— BEGIN Extracted entries —

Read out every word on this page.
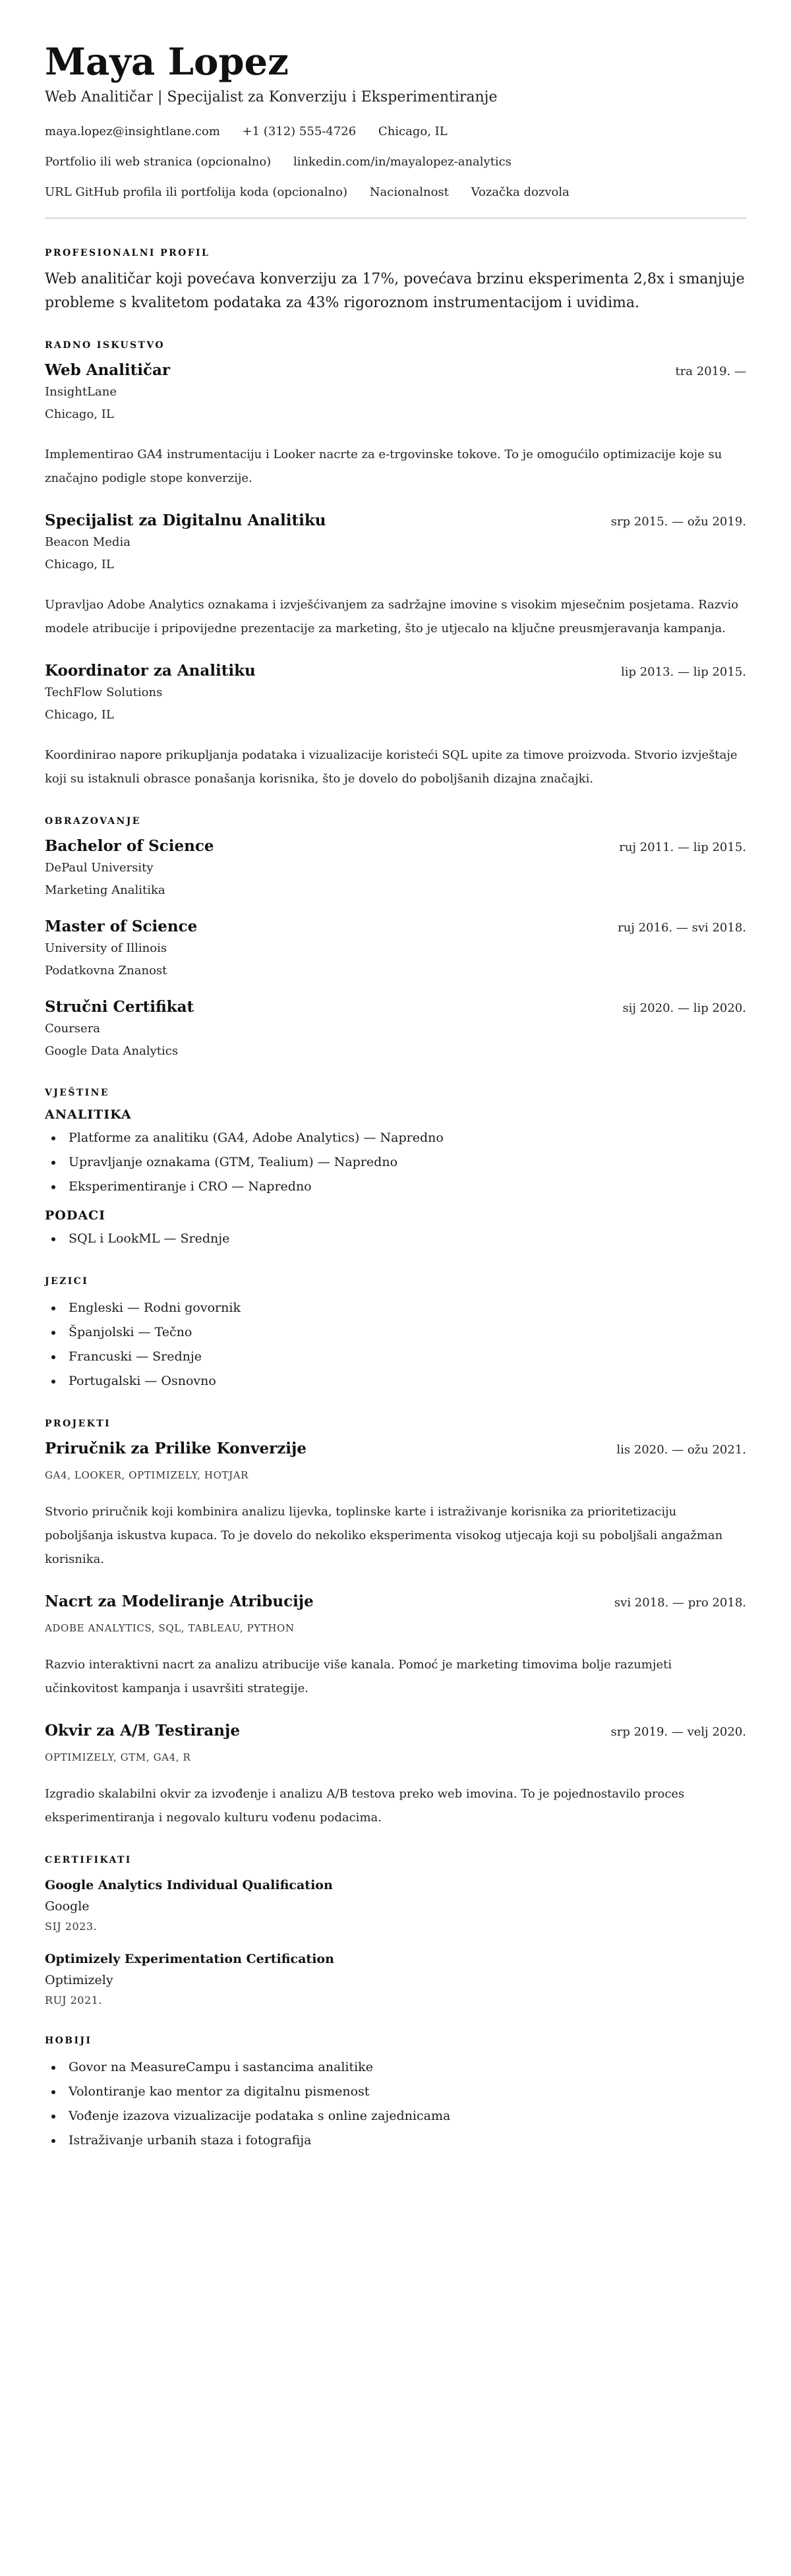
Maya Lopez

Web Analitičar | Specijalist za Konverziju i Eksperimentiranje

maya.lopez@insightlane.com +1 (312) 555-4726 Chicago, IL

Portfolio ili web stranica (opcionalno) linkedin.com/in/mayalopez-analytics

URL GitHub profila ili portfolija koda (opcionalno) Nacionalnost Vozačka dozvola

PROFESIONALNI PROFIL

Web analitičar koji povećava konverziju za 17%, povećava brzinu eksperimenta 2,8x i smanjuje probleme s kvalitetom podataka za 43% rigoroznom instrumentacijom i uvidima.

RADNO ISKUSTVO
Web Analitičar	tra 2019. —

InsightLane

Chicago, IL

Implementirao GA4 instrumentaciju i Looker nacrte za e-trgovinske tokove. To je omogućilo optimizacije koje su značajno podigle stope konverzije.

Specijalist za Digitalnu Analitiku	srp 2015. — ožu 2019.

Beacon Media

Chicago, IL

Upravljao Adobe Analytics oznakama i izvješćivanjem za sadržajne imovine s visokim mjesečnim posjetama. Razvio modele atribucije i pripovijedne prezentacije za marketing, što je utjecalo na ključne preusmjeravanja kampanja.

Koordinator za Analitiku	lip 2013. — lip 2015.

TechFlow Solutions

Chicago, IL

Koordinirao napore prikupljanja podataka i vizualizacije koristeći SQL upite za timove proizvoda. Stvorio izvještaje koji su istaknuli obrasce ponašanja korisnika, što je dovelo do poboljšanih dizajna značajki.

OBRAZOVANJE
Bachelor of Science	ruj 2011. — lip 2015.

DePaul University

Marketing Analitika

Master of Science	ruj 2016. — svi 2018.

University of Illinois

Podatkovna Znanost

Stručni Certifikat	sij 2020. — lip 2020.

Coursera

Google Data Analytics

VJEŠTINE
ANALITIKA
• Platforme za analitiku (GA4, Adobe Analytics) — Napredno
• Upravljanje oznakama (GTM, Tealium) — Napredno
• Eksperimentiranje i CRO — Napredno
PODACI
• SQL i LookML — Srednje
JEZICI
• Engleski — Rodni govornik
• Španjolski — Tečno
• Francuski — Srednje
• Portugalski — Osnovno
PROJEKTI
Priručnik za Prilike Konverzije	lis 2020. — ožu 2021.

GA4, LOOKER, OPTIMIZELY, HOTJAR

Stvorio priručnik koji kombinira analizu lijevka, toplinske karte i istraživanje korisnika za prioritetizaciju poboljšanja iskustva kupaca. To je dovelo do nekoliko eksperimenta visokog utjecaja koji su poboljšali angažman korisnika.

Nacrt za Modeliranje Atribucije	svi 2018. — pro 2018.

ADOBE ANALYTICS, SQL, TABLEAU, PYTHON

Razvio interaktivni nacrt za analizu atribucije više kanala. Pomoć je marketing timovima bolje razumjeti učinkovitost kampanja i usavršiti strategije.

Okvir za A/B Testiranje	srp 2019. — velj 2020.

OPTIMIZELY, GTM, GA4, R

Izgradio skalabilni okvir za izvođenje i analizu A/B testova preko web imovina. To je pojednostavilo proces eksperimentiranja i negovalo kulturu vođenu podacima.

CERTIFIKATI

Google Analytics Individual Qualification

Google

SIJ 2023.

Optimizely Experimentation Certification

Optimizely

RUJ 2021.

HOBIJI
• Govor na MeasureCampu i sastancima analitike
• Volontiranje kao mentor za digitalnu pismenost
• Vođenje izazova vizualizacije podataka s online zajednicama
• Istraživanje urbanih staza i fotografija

— END Extracted entries —
— BEGIN Extracted entries —

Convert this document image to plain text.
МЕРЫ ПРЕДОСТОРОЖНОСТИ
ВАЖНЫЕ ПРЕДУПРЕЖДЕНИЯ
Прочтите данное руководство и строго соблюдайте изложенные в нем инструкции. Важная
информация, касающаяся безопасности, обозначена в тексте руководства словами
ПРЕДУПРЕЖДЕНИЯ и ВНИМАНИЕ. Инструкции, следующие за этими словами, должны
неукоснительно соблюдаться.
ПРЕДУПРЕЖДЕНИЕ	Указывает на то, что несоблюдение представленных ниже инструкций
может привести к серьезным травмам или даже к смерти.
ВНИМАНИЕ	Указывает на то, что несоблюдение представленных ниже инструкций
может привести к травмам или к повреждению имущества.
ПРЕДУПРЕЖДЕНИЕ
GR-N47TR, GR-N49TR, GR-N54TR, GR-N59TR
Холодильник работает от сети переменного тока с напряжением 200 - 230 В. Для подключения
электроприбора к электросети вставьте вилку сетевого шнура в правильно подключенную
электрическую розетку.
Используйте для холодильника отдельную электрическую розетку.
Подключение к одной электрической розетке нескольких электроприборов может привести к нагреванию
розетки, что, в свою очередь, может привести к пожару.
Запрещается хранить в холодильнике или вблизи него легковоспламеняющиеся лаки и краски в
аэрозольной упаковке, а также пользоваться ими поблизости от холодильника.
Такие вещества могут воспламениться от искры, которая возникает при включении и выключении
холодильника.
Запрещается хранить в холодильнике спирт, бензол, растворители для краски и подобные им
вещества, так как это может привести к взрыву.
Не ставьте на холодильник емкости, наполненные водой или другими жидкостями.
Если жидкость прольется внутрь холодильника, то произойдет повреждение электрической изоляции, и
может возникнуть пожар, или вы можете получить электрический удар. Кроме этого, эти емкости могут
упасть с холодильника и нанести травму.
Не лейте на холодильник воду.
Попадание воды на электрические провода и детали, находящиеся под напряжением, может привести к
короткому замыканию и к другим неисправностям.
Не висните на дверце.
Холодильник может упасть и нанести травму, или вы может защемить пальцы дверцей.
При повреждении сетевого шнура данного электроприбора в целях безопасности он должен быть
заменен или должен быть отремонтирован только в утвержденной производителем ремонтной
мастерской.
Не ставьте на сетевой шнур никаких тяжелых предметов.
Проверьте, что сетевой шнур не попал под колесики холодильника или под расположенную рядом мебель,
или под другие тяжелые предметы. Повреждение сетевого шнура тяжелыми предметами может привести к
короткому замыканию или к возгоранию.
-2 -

— END Extracted entries —

**Aim of the exercise:**
Report every line in the data above in which the word "korisnika" appears.

**Full output:**
Koordinirao napore prikupljanja podataka i vizualizacije koristeći SQL upite za timove proizvoda. Stvorio izvještaje koji su istaknuli obrasce ponašanja korisnika, što je dovelo do poboljšanih dizajna značajki.
Stvorio priručnik koji kombinira analizu lijevka, toplinske karte i istraživanje korisnika za prioritetizaciju poboljšanja iskustva kupaca. To je dovelo do nekoliko eksperimenta visokog utjecaja koji su poboljšali angažman korisnika.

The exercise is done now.